## A run of records
..............................

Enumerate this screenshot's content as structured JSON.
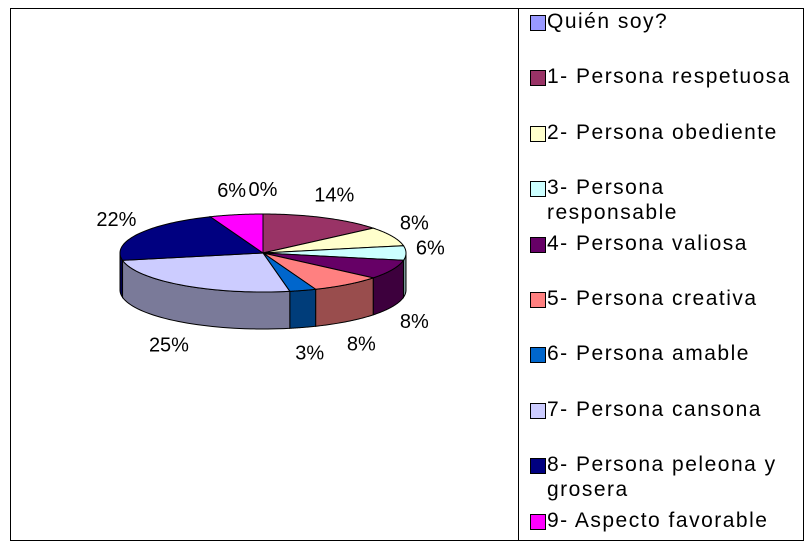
{
  "chart_data": {
    "type": "pie",
    "categories": [
      "Quién soy?",
      "1- Persona respetuosa",
      "2- Persona obediente",
      "3- Persona responsable",
      "4- Persona valiosa",
      "5- Persona creativa",
      "6- Persona amable",
      "7- Persona cansona",
      "8- Persona peleona y grosera",
      "9- Aspecto favorable"
    ],
    "values": [
      0,
      14,
      8,
      6,
      8,
      8,
      3,
      25,
      22,
      6
    ],
    "value_labels": [
      "0%",
      "14%",
      "8%",
      "6%",
      "8%",
      "8%",
      "3%",
      "25%",
      "22%",
      "6%"
    ],
    "colors": [
      "#9999ff",
      "#993366",
      "#ffffcc",
      "#ccffff",
      "#660066",
      "#ff8080",
      "#0066cc",
      "#ccccff",
      "#000080",
      "#ff00ff"
    ],
    "legend": "right"
  }
}
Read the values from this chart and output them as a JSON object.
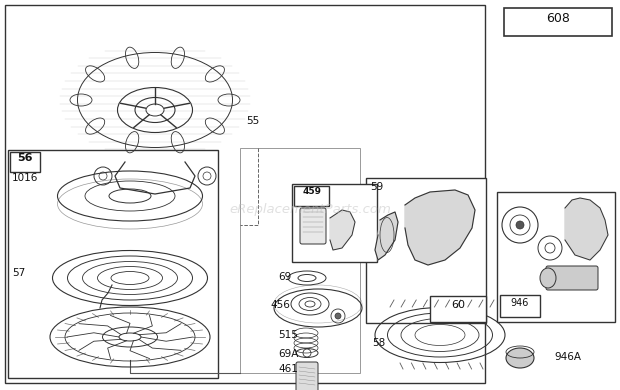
{
  "bg_color": "#ffffff",
  "line_color": "#333333",
  "text_color": "#111111",
  "watermark": "eReplacementParts.com",
  "watermark_color": "#bbbbbb",
  "watermark_alpha": 0.45,
  "label_fontsize": 7.5,
  "figsize": [
    6.2,
    3.9
  ],
  "dpi": 100
}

..............................

## Task goal
Isolate the lines above that contain the word "values" and copy them.

## Output for this task
    "values": [
Read the values from this chart and output them as a JSON object.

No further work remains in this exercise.